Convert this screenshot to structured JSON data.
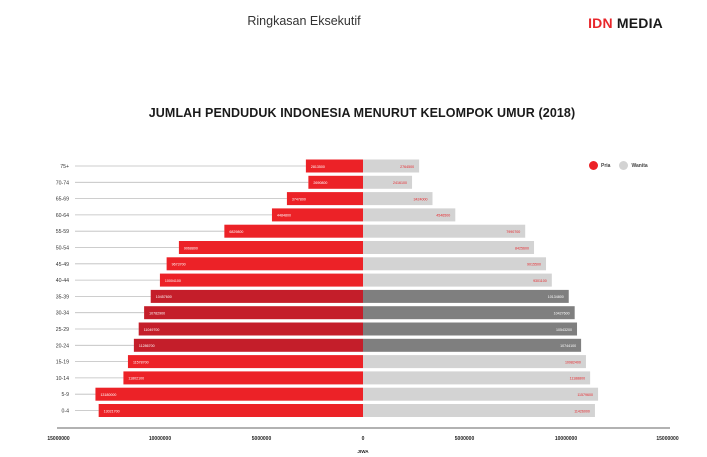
{
  "header": {
    "title": "Ringkasan Eksekutif",
    "brand_idn": "IDN",
    "brand_media": "MEDIA"
  },
  "colors": {
    "pria": "#ec2227",
    "pria_dark": "#c41e2a",
    "wanita": "#d3d3d3",
    "wanita_dark": "#7f7f7f"
  },
  "chart_data": {
    "type": "bar",
    "orientation": "horizontal",
    "title": "JUMLAH PENDUDUK INDONESIA MENURUT KELOMPOK UMUR (2018)",
    "xlabel": "JIWA",
    "xlim": [
      -15000000,
      15000000
    ],
    "xticks": [
      {
        "value": -15000000,
        "label": "15000000"
      },
      {
        "value": -10000000,
        "label": "10000000"
      },
      {
        "value": -5000000,
        "label": "5000000"
      },
      {
        "value": 0,
        "label": "0"
      },
      {
        "value": 5000000,
        "label": "5000000"
      },
      {
        "value": 10000000,
        "label": "10000000"
      },
      {
        "value": 15000000,
        "label": "15000000"
      }
    ],
    "legend_position": "top-right",
    "categories": [
      "75+",
      "70-74",
      "65-69",
      "60-64",
      "55-59",
      "50-54",
      "45-49",
      "40-44",
      "35-39",
      "30-34",
      "25-29",
      "20-24",
      "15-19",
      "10-14",
      "5-9",
      "0-4"
    ],
    "highlight_categories": [
      "35-39",
      "30-34",
      "25-29",
      "20-24"
    ],
    "series": [
      {
        "name": "Pria",
        "values": [
          2813500,
          2690800,
          3747800,
          4484800,
          6829800,
          9068800,
          9673700,
          10004100,
          10457600,
          10782900,
          11049700,
          11286700,
          11578700,
          11802100,
          13180000,
          13021700
        ],
        "labels": [
          "2813500",
          "2690800",
          "3747800",
          "4484800",
          "6829800",
          "9068800",
          "9673700",
          "10004100",
          "10457600",
          "10782900",
          "11049700",
          "11286700",
          "11578700",
          "11802100",
          "13180000",
          "13021700"
        ]
      },
      {
        "name": "Wanita",
        "values": [
          2764500,
          2416100,
          3424000,
          4546500,
          7990700,
          8425600,
          9015500,
          9301100,
          10134800,
          10427600,
          10543200,
          10744100,
          10982400,
          11188800,
          11579600,
          11426000
        ],
        "labels": [
          "2764500",
          "2416100",
          "3424000",
          "4546500",
          "7990700",
          "8425600",
          "9015500",
          "9301100",
          "10134800",
          "10427600",
          "10543200",
          "10744100",
          "10982400",
          "11188800",
          "11579600",
          "11426000"
        ]
      }
    ]
  }
}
────
● **Required work**:
Print all entries exactly. The images do not belong in the copy.

● **Response below**:
Convert this screenshot to structured JSON data.
{
  "header": {
    "title": "Ringkasan Eksekutif",
    "brand_idn": "IDN",
    "brand_media": "MEDIA"
  },
  "colors": {
    "pria": "#ec2227",
    "pria_dark": "#c41e2a",
    "wanita": "#d3d3d3",
    "wanita_dark": "#7f7f7f"
  },
  "chart_data": {
    "type": "bar",
    "orientation": "horizontal",
    "title": "JUMLAH PENDUDUK INDONESIA MENURUT KELOMPOK UMUR (2018)",
    "xlabel": "JIWA",
    "xlim": [
      -15000000,
      15000000
    ],
    "xticks": [
      {
        "value": -15000000,
        "label": "15000000"
      },
      {
        "value": -10000000,
        "label": "10000000"
      },
      {
        "value": -5000000,
        "label": "5000000"
      },
      {
        "value": 0,
        "label": "0"
      },
      {
        "value": 5000000,
        "label": "5000000"
      },
      {
        "value": 10000000,
        "label": "10000000"
      },
      {
        "value": 15000000,
        "label": "15000000"
      }
    ],
    "legend_position": "top-right",
    "categories": [
      "75+",
      "70-74",
      "65-69",
      "60-64",
      "55-59",
      "50-54",
      "45-49",
      "40-44",
      "35-39",
      "30-34",
      "25-29",
      "20-24",
      "15-19",
      "10-14",
      "5-9",
      "0-4"
    ],
    "highlight_categories": [
      "35-39",
      "30-34",
      "25-29",
      "20-24"
    ],
    "series": [
      {
        "name": "Pria",
        "values": [
          2813500,
          2690800,
          3747800,
          4484800,
          6829800,
          9068800,
          9673700,
          10004100,
          10457600,
          10782900,
          11049700,
          11286700,
          11578700,
          11802100,
          13180000,
          13021700
        ],
        "labels": [
          "2813500",
          "2690800",
          "3747800",
          "4484800",
          "6829800",
          "9068800",
          "9673700",
          "10004100",
          "10457600",
          "10782900",
          "11049700",
          "11286700",
          "11578700",
          "11802100",
          "13180000",
          "13021700"
        ]
      },
      {
        "name": "Wanita",
        "values": [
          2764500,
          2416100,
          3424000,
          4546500,
          7990700,
          8425600,
          9015500,
          9301100,
          10134800,
          10427600,
          10543200,
          10744100,
          10982400,
          11188800,
          11579600,
          11426000
        ],
        "labels": [
          "2764500",
          "2416100",
          "3424000",
          "4546500",
          "7990700",
          "8425600",
          "9015500",
          "9301100",
          "10134800",
          "10427600",
          "10543200",
          "10744100",
          "10982400",
          "11188800",
          "11579600",
          "11426000"
        ]
      }
    ]
  }
}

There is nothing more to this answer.